__YOUR TASK__:
Give the material once more, word for word, without any images.

__INFORMATION SUPPLIED__:
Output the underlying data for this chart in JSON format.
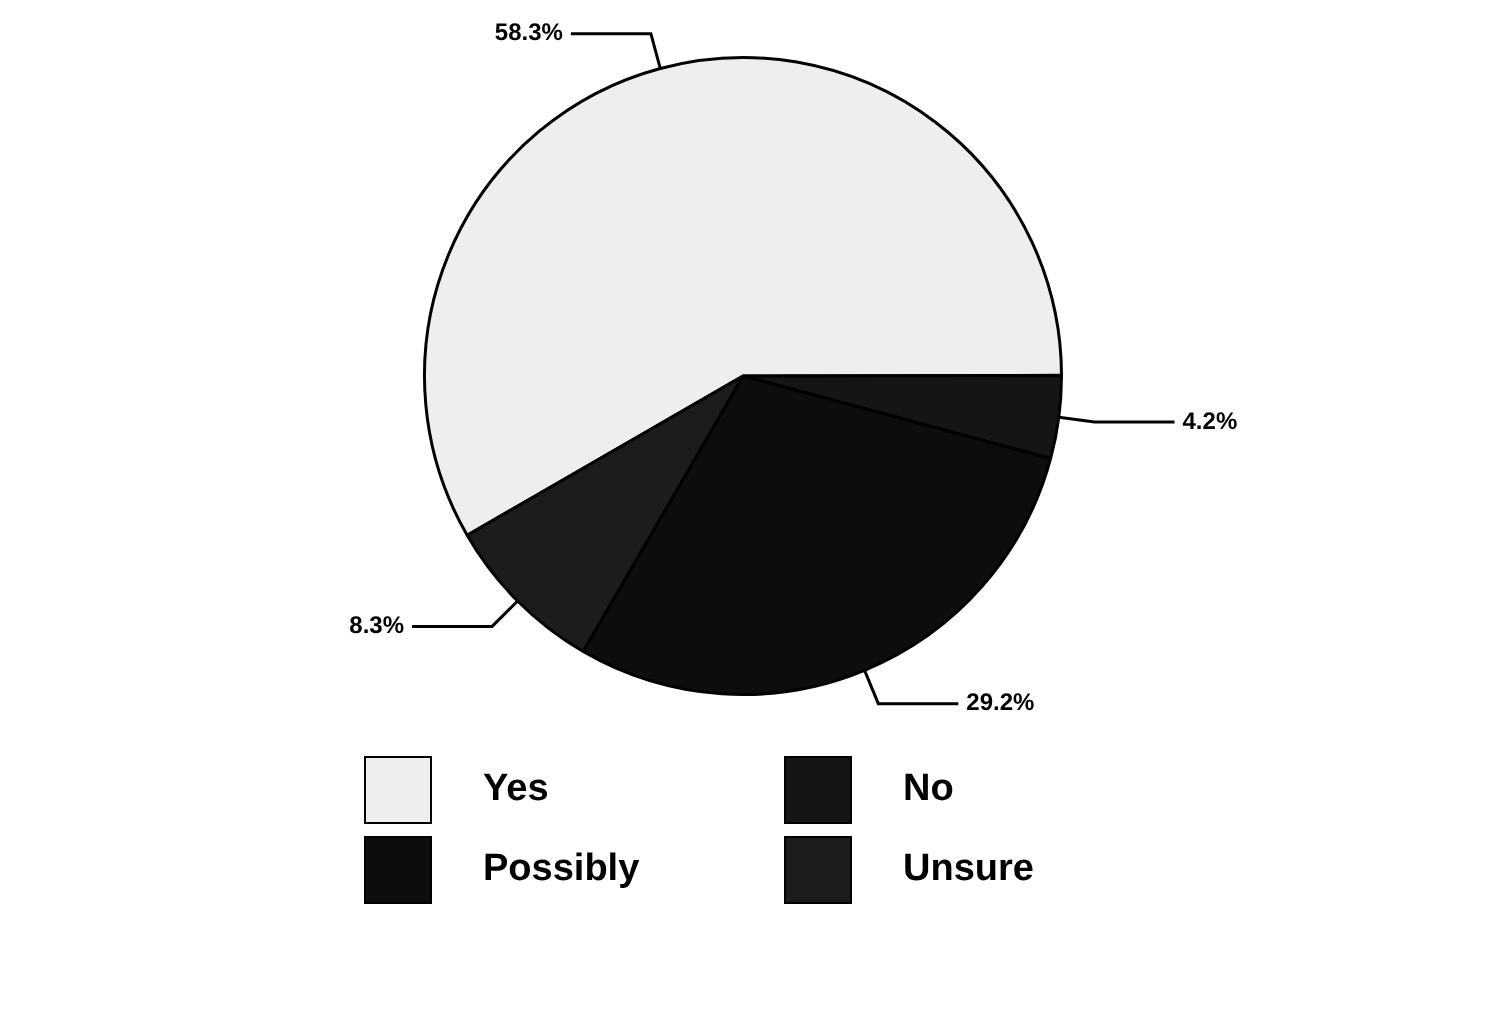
{
  "chart_data": {
    "type": "pie",
    "categories": [
      "Yes",
      "No",
      "Possibly",
      "Unsure"
    ],
    "values": [
      58.3,
      4.2,
      29.2,
      8.3
    ],
    "value_labels": [
      "58.3%",
      "4.2%",
      "29.2%",
      "8.3%"
    ],
    "colors": [
      "#eeeeee",
      "#151515",
      "#0d0d0d",
      "#1c1c1c"
    ],
    "legend": "bottom"
  }
}
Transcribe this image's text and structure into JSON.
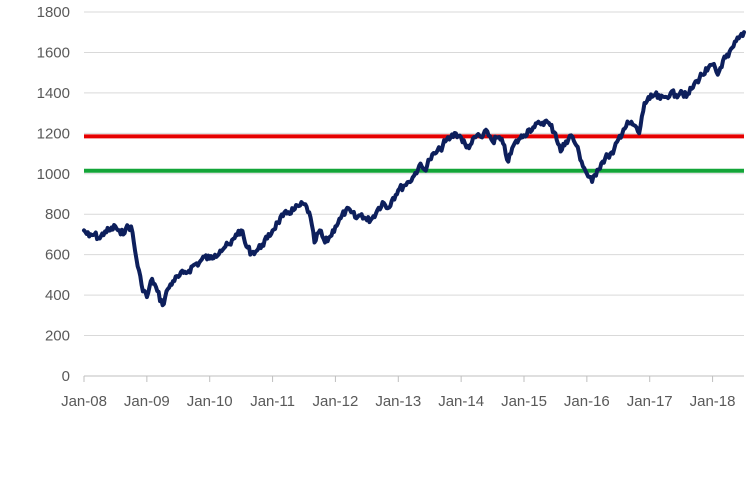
{
  "chart_data": {
    "type": "line",
    "title": "",
    "xlabel": "",
    "ylabel": "",
    "ylim": [
      0,
      1800
    ],
    "y_ticks": [
      0,
      200,
      400,
      600,
      800,
      1000,
      1200,
      1400,
      1600,
      1800
    ],
    "x_ticks": [
      "Jan-08",
      "Jan-09",
      "Jan-10",
      "Jan-11",
      "Jan-12",
      "Jan-13",
      "Jan-14",
      "Jan-15",
      "Jan-16",
      "Jan-17",
      "Jan-18"
    ],
    "x_range": [
      "2008-01",
      "2018-07"
    ],
    "grid": "horizontal",
    "legend": "none",
    "series": [
      {
        "color": "#0d1f5c",
        "points": [
          [
            "2008-01",
            720
          ],
          [
            "2008-02",
            690
          ],
          [
            "2008-03",
            700
          ],
          [
            "2008-04",
            680
          ],
          [
            "2008-05",
            715
          ],
          [
            "2008-06",
            720
          ],
          [
            "2008-07",
            740
          ],
          [
            "2008-08",
            700
          ],
          [
            "2008-09",
            730
          ],
          [
            "2008-10",
            740
          ],
          [
            "2008-11",
            580
          ],
          [
            "2008-12",
            450
          ],
          [
            "2009-01",
            390
          ],
          [
            "2009-02",
            480
          ],
          [
            "2009-03",
            420
          ],
          [
            "2009-04",
            350
          ],
          [
            "2009-05",
            430
          ],
          [
            "2009-06",
            470
          ],
          [
            "2009-07",
            490
          ],
          [
            "2009-08",
            510
          ],
          [
            "2009-09",
            520
          ],
          [
            "2009-10",
            550
          ],
          [
            "2009-11",
            560
          ],
          [
            "2009-12",
            590
          ],
          [
            "2010-01",
            580
          ],
          [
            "2010-02",
            600
          ],
          [
            "2010-03",
            620
          ],
          [
            "2010-04",
            640
          ],
          [
            "2010-05",
            650
          ],
          [
            "2010-06",
            700
          ],
          [
            "2010-07",
            720
          ],
          [
            "2010-08",
            640
          ],
          [
            "2010-09",
            610
          ],
          [
            "2010-10",
            620
          ],
          [
            "2010-11",
            650
          ],
          [
            "2010-12",
            680
          ],
          [
            "2011-01",
            720
          ],
          [
            "2011-02",
            760
          ],
          [
            "2011-03",
            790
          ],
          [
            "2011-04",
            810
          ],
          [
            "2011-05",
            820
          ],
          [
            "2011-06",
            840
          ],
          [
            "2011-07",
            850
          ],
          [
            "2011-08",
            810
          ],
          [
            "2011-09",
            660
          ],
          [
            "2011-10",
            720
          ],
          [
            "2011-11",
            660
          ],
          [
            "2011-12",
            690
          ],
          [
            "2012-01",
            740
          ],
          [
            "2012-02",
            780
          ],
          [
            "2012-03",
            820
          ],
          [
            "2012-04",
            810
          ],
          [
            "2012-05",
            780
          ],
          [
            "2012-06",
            800
          ],
          [
            "2012-07",
            770
          ],
          [
            "2012-08",
            780
          ],
          [
            "2012-09",
            820
          ],
          [
            "2012-10",
            860
          ],
          [
            "2012-11",
            830
          ],
          [
            "2012-12",
            880
          ],
          [
            "2013-01",
            920
          ],
          [
            "2013-02",
            940
          ],
          [
            "2013-03",
            960
          ],
          [
            "2013-04",
            990
          ],
          [
            "2013-05",
            1040
          ],
          [
            "2013-06",
            1020
          ],
          [
            "2013-07",
            1070
          ],
          [
            "2013-08",
            1100
          ],
          [
            "2013-09",
            1120
          ],
          [
            "2013-10",
            1160
          ],
          [
            "2013-11",
            1180
          ],
          [
            "2013-12",
            1200
          ],
          [
            "2014-01",
            1180
          ],
          [
            "2014-02",
            1130
          ],
          [
            "2014-03",
            1150
          ],
          [
            "2014-04",
            1190
          ],
          [
            "2014-05",
            1180
          ],
          [
            "2014-06",
            1210
          ],
          [
            "2014-07",
            1160
          ],
          [
            "2014-08",
            1180
          ],
          [
            "2014-09",
            1150
          ],
          [
            "2014-10",
            1060
          ],
          [
            "2014-11",
            1140
          ],
          [
            "2014-12",
            1170
          ],
          [
            "2015-01",
            1190
          ],
          [
            "2015-02",
            1220
          ],
          [
            "2015-03",
            1230
          ],
          [
            "2015-04",
            1250
          ],
          [
            "2015-05",
            1260
          ],
          [
            "2015-06",
            1240
          ],
          [
            "2015-07",
            1200
          ],
          [
            "2015-08",
            1110
          ],
          [
            "2015-09",
            1160
          ],
          [
            "2015-10",
            1190
          ],
          [
            "2015-11",
            1140
          ],
          [
            "2015-12",
            1060
          ],
          [
            "2016-01",
            1000
          ],
          [
            "2016-02",
            960
          ],
          [
            "2016-03",
            1020
          ],
          [
            "2016-04",
            1060
          ],
          [
            "2016-05",
            1090
          ],
          [
            "2016-06",
            1100
          ],
          [
            "2016-07",
            1170
          ],
          [
            "2016-08",
            1220
          ],
          [
            "2016-09",
            1250
          ],
          [
            "2016-10",
            1240
          ],
          [
            "2016-11",
            1200
          ],
          [
            "2016-12",
            1350
          ],
          [
            "2017-01",
            1370
          ],
          [
            "2017-02",
            1390
          ],
          [
            "2017-03",
            1370
          ],
          [
            "2017-04",
            1380
          ],
          [
            "2017-05",
            1400
          ],
          [
            "2017-06",
            1390
          ],
          [
            "2017-07",
            1410
          ],
          [
            "2017-08",
            1380
          ],
          [
            "2017-09",
            1420
          ],
          [
            "2017-10",
            1460
          ],
          [
            "2017-11",
            1490
          ],
          [
            "2017-12",
            1510
          ],
          [
            "2018-01",
            1540
          ],
          [
            "2018-02",
            1490
          ],
          [
            "2018-03",
            1560
          ],
          [
            "2018-04",
            1580
          ],
          [
            "2018-05",
            1630
          ],
          [
            "2018-06",
            1670
          ],
          [
            "2018-07",
            1700
          ]
        ]
      }
    ],
    "reference_lines": [
      {
        "y": 1185,
        "color": "#e60000"
      },
      {
        "y": 1015,
        "color": "#13a538"
      }
    ]
  }
}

__TASK RESPONSE__:
Output the underlying data for this chart in JSON format.
{
  "chart_data": {
    "type": "pie",
    "categories": [
      "Yes",
      "No",
      "Possibly",
      "Unsure"
    ],
    "values": [
      58.3,
      4.2,
      29.2,
      8.3
    ],
    "value_labels": [
      "58.3%",
      "4.2%",
      "29.2%",
      "8.3%"
    ],
    "colors": [
      "#eeeeee",
      "#151515",
      "#0d0d0d",
      "#1c1c1c"
    ],
    "legend": "bottom"
  }
}
Transcribe this image's text and structure into JSON.
{
  "chart_data": {
    "type": "line",
    "title": "",
    "xlabel": "",
    "ylabel": "",
    "ylim": [
      0,
      1800
    ],
    "y_ticks": [
      0,
      200,
      400,
      600,
      800,
      1000,
      1200,
      1400,
      1600,
      1800
    ],
    "x_ticks": [
      "Jan-08",
      "Jan-09",
      "Jan-10",
      "Jan-11",
      "Jan-12",
      "Jan-13",
      "Jan-14",
      "Jan-15",
      "Jan-16",
      "Jan-17",
      "Jan-18"
    ],
    "x_range": [
      "2008-01",
      "2018-07"
    ],
    "grid": "horizontal",
    "legend": "none",
    "series": [
      {
        "color": "#0d1f5c",
        "points": [
          [
            "2008-01",
            720
          ],
          [
            "2008-02",
            690
          ],
          [
            "2008-03",
            700
          ],
          [
            "2008-04",
            680
          ],
          [
            "2008-05",
            715
          ],
          [
            "2008-06",
            720
          ],
          [
            "2008-07",
            740
          ],
          [
            "2008-08",
            700
          ],
          [
            "2008-09",
            730
          ],
          [
            "2008-10",
            740
          ],
          [
            "2008-11",
            580
          ],
          [
            "2008-12",
            450
          ],
          [
            "2009-01",
            390
          ],
          [
            "2009-02",
            480
          ],
          [
            "2009-03",
            420
          ],
          [
            "2009-04",
            350
          ],
          [
            "2009-05",
            430
          ],
          [
            "2009-06",
            470
          ],
          [
            "2009-07",
            490
          ],
          [
            "2009-08",
            510
          ],
          [
            "2009-09",
            520
          ],
          [
            "2009-10",
            550
          ],
          [
            "2009-11",
            560
          ],
          [
            "2009-12",
            590
          ],
          [
            "2010-01",
            580
          ],
          [
            "2010-02",
            600
          ],
          [
            "2010-03",
            620
          ],
          [
            "2010-04",
            640
          ],
          [
            "2010-05",
            650
          ],
          [
            "2010-06",
            700
          ],
          [
            "2010-07",
            720
          ],
          [
            "2010-08",
            640
          ],
          [
            "2010-09",
            610
          ],
          [
            "2010-10",
            620
          ],
          [
            "2010-11",
            650
          ],
          [
            "2010-12",
            680
          ],
          [
            "2011-01",
            720
          ],
          [
            "2011-02",
            760
          ],
          [
            "2011-03",
            790
          ],
          [
            "2011-04",
            810
          ],
          [
            "2011-05",
            820
          ],
          [
            "2011-06",
            840
          ],
          [
            "2011-07",
            850
          ],
          [
            "2011-08",
            810
          ],
          [
            "2011-09",
            660
          ],
          [
            "2011-10",
            720
          ],
          [
            "2011-11",
            660
          ],
          [
            "2011-12",
            690
          ],
          [
            "2012-01",
            740
          ],
          [
            "2012-02",
            780
          ],
          [
            "2012-03",
            820
          ],
          [
            "2012-04",
            810
          ],
          [
            "2012-05",
            780
          ],
          [
            "2012-06",
            800
          ],
          [
            "2012-07",
            770
          ],
          [
            "2012-08",
            780
          ],
          [
            "2012-09",
            820
          ],
          [
            "2012-10",
            860
          ],
          [
            "2012-11",
            830
          ],
          [
            "2012-12",
            880
          ],
          [
            "2013-01",
            920
          ],
          [
            "2013-02",
            940
          ],
          [
            "2013-03",
            960
          ],
          [
            "2013-04",
            990
          ],
          [
            "2013-05",
            1040
          ],
          [
            "2013-06",
            1020
          ],
          [
            "2013-07",
            1070
          ],
          [
            "2013-08",
            1100
          ],
          [
            "2013-09",
            1120
          ],
          [
            "2013-10",
            1160
          ],
          [
            "2013-11",
            1180
          ],
          [
            "2013-12",
            1200
          ],
          [
            "2014-01",
            1180
          ],
          [
            "2014-02",
            1130
          ],
          [
            "2014-03",
            1150
          ],
          [
            "2014-04",
            1190
          ],
          [
            "2014-05",
            1180
          ],
          [
            "2014-06",
            1210
          ],
          [
            "2014-07",
            1160
          ],
          [
            "2014-08",
            1180
          ],
          [
            "2014-09",
            1150
          ],
          [
            "2014-10",
            1060
          ],
          [
            "2014-11",
            1140
          ],
          [
            "2014-12",
            1170
          ],
          [
            "2015-01",
            1190
          ],
          [
            "2015-02",
            1220
          ],
          [
            "2015-03",
            1230
          ],
          [
            "2015-04",
            1250
          ],
          [
            "2015-05",
            1260
          ],
          [
            "2015-06",
            1240
          ],
          [
            "2015-07",
            1200
          ],
          [
            "2015-08",
            1110
          ],
          [
            "2015-09",
            1160
          ],
          [
            "2015-10",
            1190
          ],
          [
            "2015-11",
            1140
          ],
          [
            "2015-12",
            1060
          ],
          [
            "2016-01",
            1000
          ],
          [
            "2016-02",
            960
          ],
          [
            "2016-03",
            1020
          ],
          [
            "2016-04",
            1060
          ],
          [
            "2016-05",
            1090
          ],
          [
            "2016-06",
            1100
          ],
          [
            "2016-07",
            1170
          ],
          [
            "2016-08",
            1220
          ],
          [
            "2016-09",
            1250
          ],
          [
            "2016-10",
            1240
          ],
          [
            "2016-11",
            1200
          ],
          [
            "2016-12",
            1350
          ],
          [
            "2017-01",
            1370
          ],
          [
            "2017-02",
            1390
          ],
          [
            "2017-03",
            1370
          ],
          [
            "2017-04",
            1380
          ],
          [
            "2017-05",
            1400
          ],
          [
            "2017-06",
            1390
          ],
          [
            "2017-07",
            1410
          ],
          [
            "2017-08",
            1380
          ],
          [
            "2017-09",
            1420
          ],
          [
            "2017-10",
            1460
          ],
          [
            "2017-11",
            1490
          ],
          [
            "2017-12",
            1510
          ],
          [
            "2018-01",
            1540
          ],
          [
            "2018-02",
            1490
          ],
          [
            "2018-03",
            1560
          ],
          [
            "2018-04",
            1580
          ],
          [
            "2018-05",
            1630
          ],
          [
            "2018-06",
            1670
          ],
          [
            "2018-07",
            1700
          ]
        ]
      }
    ],
    "reference_lines": [
      {
        "y": 1185,
        "color": "#e60000"
      },
      {
        "y": 1015,
        "color": "#13a538"
      }
    ]
  }
}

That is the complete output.